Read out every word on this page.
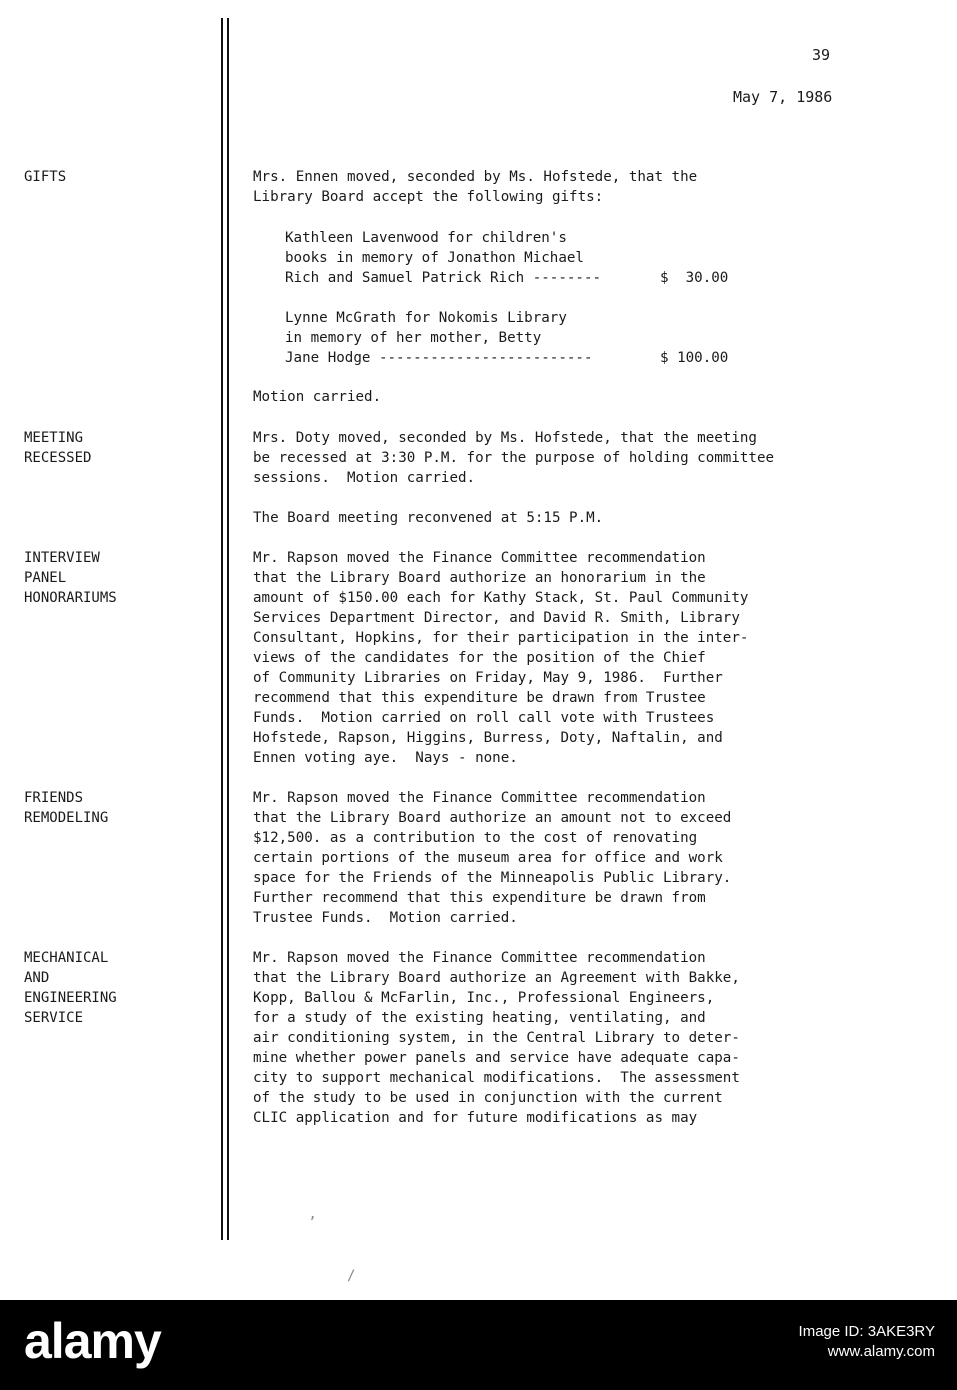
39
May 7, 1986
GIFTS	Mrs. Ennen moved, seconded by Ms. Hofstede, that the
Library Board accept the following gifts:
Kathleen Lavenwood for children's
books in memory of Jonathon Michael
Rich and Samuel Patrick Rich --------	$  30.00
Lynne McGrath for Nokomis Library
in memory of her mother, Betty
Jane Hodge -------------------------	$ 100.00
Motion carried.
MEETING
RECESSED
Mrs. Doty moved, seconded by Ms. Hofstede, that the meeting
be recessed at 3:30 P.M. for the purpose of holding committee
sessions.  Motion carried.
The Board meeting reconvened at 5:15 P.M.
INTERVIEW
PANEL
HONORARIUMS
Mr. Rapson moved the Finance Committee recommendation
that the Library Board authorize an honorarium in the
amount of $150.00 each for Kathy Stack, St. Paul Community
Services Department Director, and David R. Smith, Library
Consultant, Hopkins, for their participation in the inter-
views of the candidates for the position of the Chief
of Community Libraries on Friday, May 9, 1986.  Further
recommend that this expenditure be drawn from Trustee
Funds.  Motion carried on roll call vote with Trustees
Hofstede, Rapson, Higgins, Burress, Doty, Naftalin, and
Ennen voting aye.  Nays - none.
FRIENDS
REMODELING
Mr. Rapson moved the Finance Committee recommendation
that the Library Board authorize an amount not to exceed
$12,500. as a contribution to the cost of renovating
certain portions of the museum area for office and work
space for the Friends of the Minneapolis Public Library.
Further recommend that this expenditure be drawn from
Trustee Funds.  Motion carried.
MECHANICAL
AND
ENGINEERING
SERVICE
Mr. Rapson moved the Finance Committee recommendation
that the Library Board authorize an Agreement with Bakke,
Kopp, Ballou & McFarlin, Inc., Professional Engineers,
for a study of the existing heating, ventilating, and
air conditioning system, in the Central Library to deter-
mine whether power panels and service have adequate capa-
city to support mechanical modifications.  The assessment
of the study to be used in conjunction with the current
CLIC application and for future modifications as may
’
/
alamy	Image ID: 3AKE3RY
www.alamy.com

▶ Problem statement: Give all the lines above again, character for character, without pictures.

▶ Final result:
Read out every word on this page.
39
May 7, 1986
GIFTS	Mrs. Ennen moved, seconded by Ms. Hofstede, that the
Library Board accept the following gifts:
Kathleen Lavenwood for children's
books in memory of Jonathon Michael
Rich and Samuel Patrick Rich --------	$  30.00
Lynne McGrath for Nokomis Library
in memory of her mother, Betty
Jane Hodge -------------------------	$ 100.00
Motion carried.
MEETING
RECESSED
Mrs. Doty moved, seconded by Ms. Hofstede, that the meeting
be recessed at 3:30 P.M. for the purpose of holding committee
sessions.  Motion carried.
The Board meeting reconvened at 5:15 P.M.
INTERVIEW
PANEL
HONORARIUMS
Mr. Rapson moved the Finance Committee recommendation
that the Library Board authorize an honorarium in the
amount of $150.00 each for Kathy Stack, St. Paul Community
Services Department Director, and David R. Smith, Library
Consultant, Hopkins, for their participation in the inter-
views of the candidates for the position of the Chief
of Community Libraries on Friday, May 9, 1986.  Further
recommend that this expenditure be drawn from Trustee
Funds.  Motion carried on roll call vote with Trustees
Hofstede, Rapson, Higgins, Burress, Doty, Naftalin, and
Ennen voting aye.  Nays - none.
FRIENDS
REMODELING
Mr. Rapson moved the Finance Committee recommendation
that the Library Board authorize an amount not to exceed
$12,500. as a contribution to the cost of renovating
certain portions of the museum area for office and work
space for the Friends of the Minneapolis Public Library.
Further recommend that this expenditure be drawn from
Trustee Funds.  Motion carried.
MECHANICAL
AND
ENGINEERING
SERVICE
Mr. Rapson moved the Finance Committee recommendation
that the Library Board authorize an Agreement with Bakke,
Kopp, Ballou & McFarlin, Inc., Professional Engineers,
for a study of the existing heating, ventilating, and
air conditioning system, in the Central Library to deter-
mine whether power panels and service have adequate capa-
city to support mechanical modifications.  The assessment
of the study to be used in conjunction with the current
CLIC application and for future modifications as may
’
/
alamy	Image ID: 3AKE3RY
www.alamy.com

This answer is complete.